__Your objective__.
From the line containing "Transcribe this image's" down to the last line of the listing, quote everything word for word, and nothing else, keeping pictures out.

__Provided data__.
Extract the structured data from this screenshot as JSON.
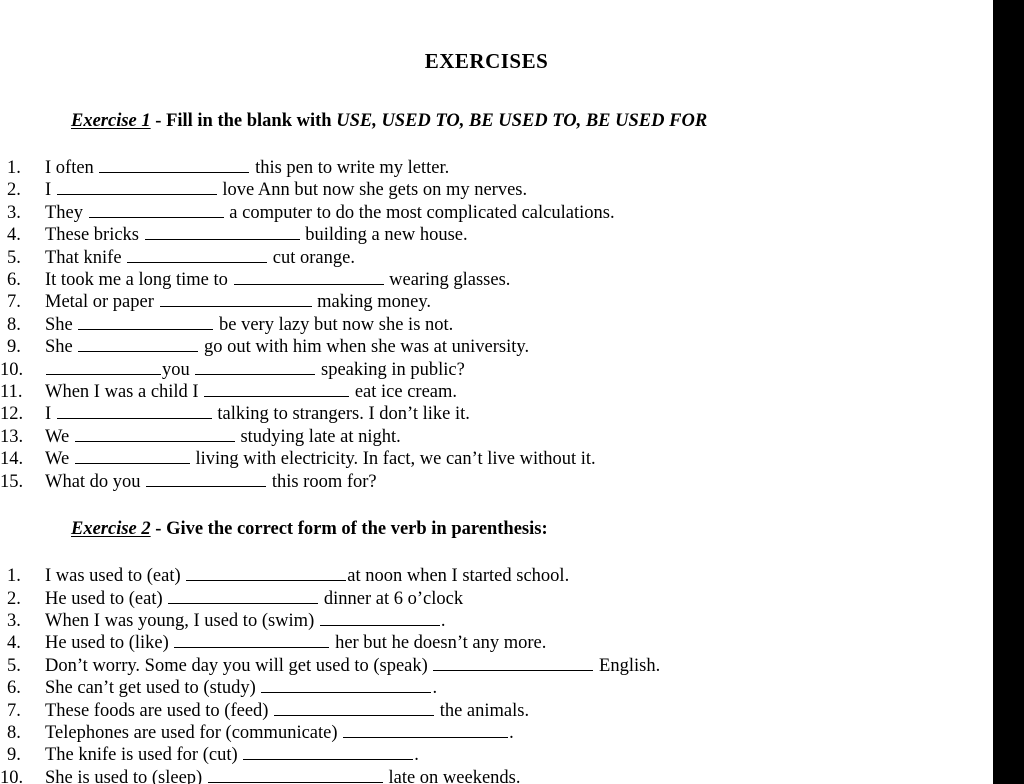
{
  "document": {
    "title": "EXERCISES",
    "exercise1": {
      "label": "Exercise 1",
      "dash": " - ",
      "instruction_plain": "Fill in the blank with ",
      "instruction_forms": "USE, USED TO, BE USED TO, BE USED FOR",
      "items": [
        {
          "num": "1.",
          "pre": "I often ",
          "blank1": 150,
          "mid": "",
          "blank2": 0,
          "post": " this pen to write my letter."
        },
        {
          "num": "2.",
          "pre": "I ",
          "blank1": 160,
          "mid": "",
          "blank2": 0,
          "post": " love Ann but now she gets on my nerves."
        },
        {
          "num": "3.",
          "pre": "They ",
          "blank1": 135,
          "mid": "",
          "blank2": 0,
          "post": " a computer to do the most complicated calculations."
        },
        {
          "num": "4.",
          "pre": "These bricks ",
          "blank1": 155,
          "mid": "",
          "blank2": 0,
          "post": " building a new house."
        },
        {
          "num": "5.",
          "pre": "That knife ",
          "blank1": 140,
          "mid": "",
          "blank2": 0,
          "post": " cut orange."
        },
        {
          "num": "6.",
          "pre": "It took me a long time to ",
          "blank1": 150,
          "mid": "",
          "blank2": 0,
          "post": " wearing glasses."
        },
        {
          "num": "7.",
          "pre": "Metal or paper ",
          "blank1": 152,
          "mid": "",
          "blank2": 0,
          "post": " making money."
        },
        {
          "num": "8.",
          "pre": "She ",
          "blank1": 135,
          "mid": "",
          "blank2": 0,
          "post": " be very lazy but now she is not."
        },
        {
          "num": "9.",
          "pre": "She ",
          "blank1": 120,
          "mid": "",
          "blank2": 0,
          "post": " go out with him when she was at university."
        },
        {
          "num": "10.",
          "pre": "",
          "blank1": 115,
          "mid": "you ",
          "blank2": 120,
          "post": " speaking in public?"
        },
        {
          "num": "11.",
          "pre": "When I was a child I ",
          "blank1": 145,
          "mid": "",
          "blank2": 0,
          "post": " eat ice cream."
        },
        {
          "num": "12.",
          "pre": "I ",
          "blank1": 155,
          "mid": "",
          "blank2": 0,
          "post": " talking to strangers. I don’t like it."
        },
        {
          "num": "13.",
          "pre": "We ",
          "blank1": 160,
          "mid": "",
          "blank2": 0,
          "post": " studying late at night."
        },
        {
          "num": "14.",
          "pre": "We ",
          "blank1": 115,
          "mid": "",
          "blank2": 0,
          "post": " living with electricity. In fact, we can’t live without it."
        },
        {
          "num": "15.",
          "pre": "What do you ",
          "blank1": 120,
          "mid": "",
          "blank2": 0,
          "post": " this room for?"
        }
      ]
    },
    "exercise2": {
      "label": "Exercise 2",
      "dash": " - ",
      "instruction_plain": "Give the correct form of the verb in parenthesis:",
      "items": [
        {
          "num": "1.",
          "pre": "I was used to (eat) ",
          "blank1": 160,
          "post": "at noon when I started school."
        },
        {
          "num": "2.",
          "pre": "He used to (eat) ",
          "blank1": 150,
          "post": " dinner at 6 o’clock"
        },
        {
          "num": "3.",
          "pre": "When I was young, I used to (swim) ",
          "blank1": 120,
          "post": "."
        },
        {
          "num": "4.",
          "pre": "He used to (like) ",
          "blank1": 155,
          "post": " her  but he doesn’t any more."
        },
        {
          "num": "5.",
          "pre": "Don’t worry. Some day you will get used to (speak) ",
          "blank1": 160,
          "post": " English."
        },
        {
          "num": "6.",
          "pre": "She can’t get used to (study) ",
          "blank1": 170,
          "post": "."
        },
        {
          "num": "7.",
          "pre": "These foods are used to (feed) ",
          "blank1": 160,
          "post": " the animals."
        },
        {
          "num": "8.",
          "pre": "Telephones are used for (communicate) ",
          "blank1": 165,
          "post": "."
        },
        {
          "num": "9.",
          "pre": "The knife is used for (cut) ",
          "blank1": 170,
          "post": "."
        },
        {
          "num": "10.",
          "pre": "She is used to (sleep) ",
          "blank1": 175,
          "post": " late on weekends."
        }
      ]
    }
  },
  "colors": {
    "page_background": "#ffffff",
    "text": "#000000",
    "edge_band": "#000000"
  }
}
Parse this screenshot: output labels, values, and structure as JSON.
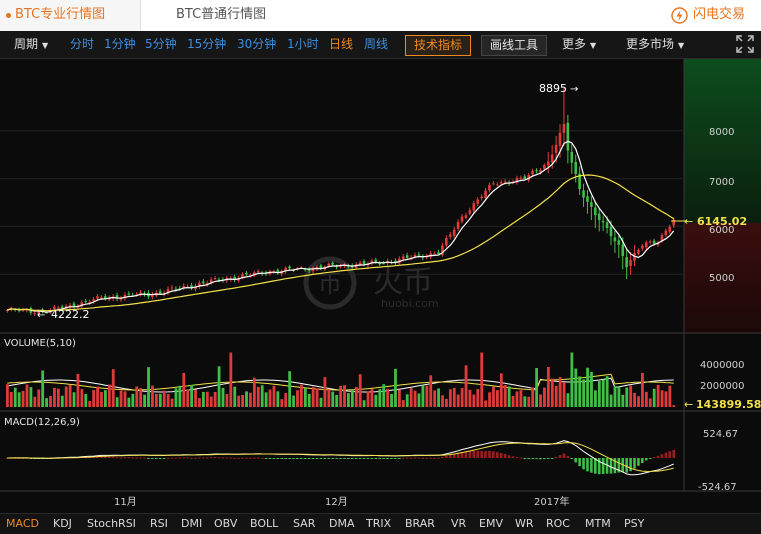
{
  "tabs": [
    {
      "label": "BTC专业行情图",
      "active": true
    },
    {
      "label": "BTC普通行情图",
      "active": false
    }
  ],
  "brand": {
    "name": "闪电交易",
    "icon": "lightning-icon",
    "color": "#e8741e"
  },
  "toolbar": {
    "cycle_label": "周期",
    "periods": [
      "分时",
      "1分钟",
      "5分钟",
      "15分钟",
      "30分钟",
      "1小时",
      "日线",
      "周线"
    ],
    "active_period": "日线",
    "tech_button": "技术指标",
    "draw_button": "画线工具",
    "more_label": "更多",
    "more_market_label": "更多市场",
    "fullscreen_icon": "fullscreen-icon"
  },
  "watermark": {
    "text": "火币",
    "sub": "huobi.com"
  },
  "colors": {
    "up": "#e03a3a",
    "down": "#3fbf46",
    "ma_fast": "#ffffff",
    "ma_slow": "#f2e14a",
    "accent": "#f08a1f"
  },
  "price_panel": {
    "y_ticks": [
      "8000",
      "7000",
      "6000",
      "5000"
    ],
    "current_price": "6145.02",
    "high_label": "8895",
    "low_label": "4222.2"
  },
  "volume_panel": {
    "title": "VOLUME(5,10)",
    "y_ticks": [
      "4000000",
      "2000000"
    ],
    "current_value": "143899.58"
  },
  "macd_panel": {
    "title": "MACD(12,26,9)",
    "y_ticks": [
      "524.67",
      "-524.67"
    ]
  },
  "x_axis": [
    "11月",
    "12月",
    "2017年"
  ],
  "indicators": [
    "MACD",
    "KDJ",
    "StochRSI",
    "RSI",
    "DMI",
    "OBV",
    "BOLL",
    "SAR",
    "DMA",
    "TRIX",
    "BRAR",
    "VR",
    "EMV",
    "WR",
    "ROC",
    "MTM",
    "PSY"
  ],
  "active_indicator": "MACD",
  "chart_data": {
    "type": "candlestick",
    "price_range": [
      4000,
      8895
    ],
    "volume_range": [
      0,
      4500000
    ],
    "macd_range": [
      -524.67,
      524.67
    ],
    "anchors": [
      {
        "x": 0,
        "close": 4250
      },
      {
        "x": 10,
        "close": 4222.2
      },
      {
        "x": 24,
        "close": 4500
      },
      {
        "x": 38,
        "close": 4600
      },
      {
        "x": 52,
        "close": 4850
      },
      {
        "x": 66,
        "close": 5050
      },
      {
        "x": 80,
        "close": 5150
      },
      {
        "x": 96,
        "close": 5250
      },
      {
        "x": 110,
        "close": 5450
      },
      {
        "x": 116,
        "close": 6200
      },
      {
        "x": 124,
        "close": 6900
      },
      {
        "x": 132,
        "close": 7000
      },
      {
        "x": 138,
        "close": 7350
      },
      {
        "x": 142,
        "close": 8100
      },
      {
        "x": 143,
        "close": 7600
      },
      {
        "x": 146,
        "close": 6800
      },
      {
        "x": 150,
        "close": 6250
      },
      {
        "x": 156,
        "close": 5600
      },
      {
        "x": 158,
        "close": 5200
      },
      {
        "x": 162,
        "close": 5600
      },
      {
        "x": 166,
        "close": 5700
      },
      {
        "x": 170,
        "close": 6145.02
      }
    ]
  }
}
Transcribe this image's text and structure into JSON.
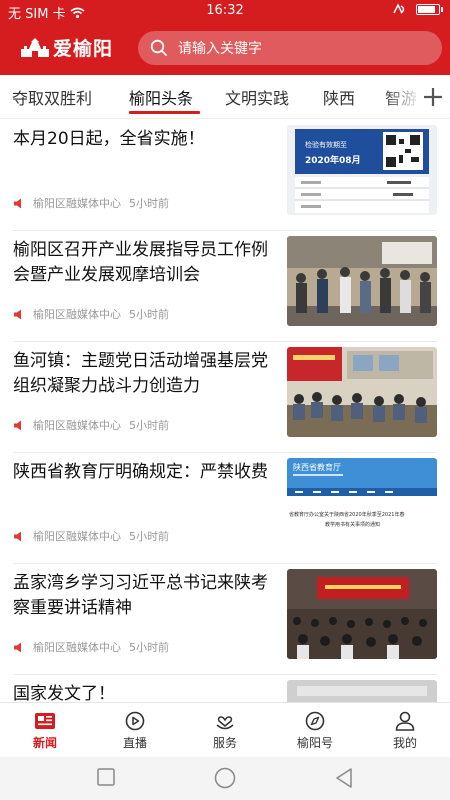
{
  "status_bar": {
    "carrier": "无 SIM 卡",
    "time": "16:32",
    "battery_level": 0.92
  },
  "header": {
    "logo_text": "爱榆阳",
    "search_placeholder": "请输入关键字",
    "brand_color": "#d51c1f"
  },
  "tabs": [
    {
      "label": "夺取双胜利",
      "active": false
    },
    {
      "label": "榆阳头条",
      "active": true
    },
    {
      "label": "文明实践",
      "active": false
    },
    {
      "label": "陕西",
      "active": false
    },
    {
      "label": "智游",
      "active": false
    }
  ],
  "articles": [
    {
      "title": "本月20日起，全省实施！",
      "source": "榆阳区融媒体中心",
      "time": "5小时前",
      "thumb": "vehicle-inspection-label"
    },
    {
      "title": "榆阳区召开产业发展指导员工作例会暨产业发展观摩培训会",
      "source": "榆阳区融媒体中心",
      "time": "5小时前",
      "thumb": "warehouse-group-photo"
    },
    {
      "title": "鱼河镇：主题党日活动增强基层党组织凝聚力战斗力创造力",
      "source": "榆阳区融媒体中心",
      "time": "5小时前",
      "thumb": "meeting-room-photo"
    },
    {
      "title": "陕西省教育厅明确规定：严禁收费",
      "source": "榆阳区融媒体中心",
      "time": "5小时前",
      "thumb": "education-website-screenshot"
    },
    {
      "title": "孟家湾乡学习习近平总书记来陕考察重要讲话精神",
      "source": "榆阳区融媒体中心",
      "time": "5小时前",
      "thumb": "conference-hall-photo"
    },
    {
      "title": "国家发文了！",
      "source": "",
      "time": "",
      "thumb": "document-photo"
    }
  ],
  "thumb_text": {
    "inspection_label": "检验有效期至",
    "inspection_date": "2020年08月",
    "edu_banner": "陕西省教育厅",
    "edu_notice": "省教育厅办公室关于陕西省2020年秋季至2021年春",
    "edu_notice2": "教学用书有关事项的通知"
  },
  "tabbar": [
    {
      "label": "新闻",
      "icon": "news-icon",
      "active": true
    },
    {
      "label": "直播",
      "icon": "live-play-icon",
      "active": false
    },
    {
      "label": "服务",
      "icon": "service-heart-icon",
      "active": false
    },
    {
      "label": "榆阳号",
      "icon": "compass-icon",
      "active": false
    },
    {
      "label": "我的",
      "icon": "profile-icon",
      "active": false
    }
  ]
}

__Task output__.
Transcribe this image's text and structure into JSON.
{
  "status_bar": {
    "carrier": "无 SIM 卡",
    "time": "16:32",
    "battery_level": 0.92
  },
  "header": {
    "logo_text": "爱榆阳",
    "search_placeholder": "请输入关键字",
    "brand_color": "#d51c1f"
  },
  "tabs": [
    {
      "label": "夺取双胜利",
      "active": false
    },
    {
      "label": "榆阳头条",
      "active": true
    },
    {
      "label": "文明实践",
      "active": false
    },
    {
      "label": "陕西",
      "active": false
    },
    {
      "label": "智游",
      "active": false
    }
  ],
  "articles": [
    {
      "title": "本月20日起，全省实施！",
      "source": "榆阳区融媒体中心",
      "time": "5小时前",
      "thumb": "vehicle-inspection-label"
    },
    {
      "title": "榆阳区召开产业发展指导员工作例会暨产业发展观摩培训会",
      "source": "榆阳区融媒体中心",
      "time": "5小时前",
      "thumb": "warehouse-group-photo"
    },
    {
      "title": "鱼河镇：主题党日活动增强基层党组织凝聚力战斗力创造力",
      "source": "榆阳区融媒体中心",
      "time": "5小时前",
      "thumb": "meeting-room-photo"
    },
    {
      "title": "陕西省教育厅明确规定：严禁收费",
      "source": "榆阳区融媒体中心",
      "time": "5小时前",
      "thumb": "education-website-screenshot"
    },
    {
      "title": "孟家湾乡学习习近平总书记来陕考察重要讲话精神",
      "source": "榆阳区融媒体中心",
      "time": "5小时前",
      "thumb": "conference-hall-photo"
    },
    {
      "title": "国家发文了！",
      "source": "",
      "time": "",
      "thumb": "document-photo"
    }
  ],
  "thumb_text": {
    "inspection_label": "检验有效期至",
    "inspection_date": "2020年08月",
    "edu_banner": "陕西省教育厅",
    "edu_notice": "省教育厅办公室关于陕西省2020年秋季至2021年春",
    "edu_notice2": "教学用书有关事项的通知"
  },
  "tabbar": [
    {
      "label": "新闻",
      "icon": "news-icon",
      "active": true
    },
    {
      "label": "直播",
      "icon": "live-play-icon",
      "active": false
    },
    {
      "label": "服务",
      "icon": "service-heart-icon",
      "active": false
    },
    {
      "label": "榆阳号",
      "icon": "compass-icon",
      "active": false
    },
    {
      "label": "我的",
      "icon": "profile-icon",
      "active": false
    }
  ]
}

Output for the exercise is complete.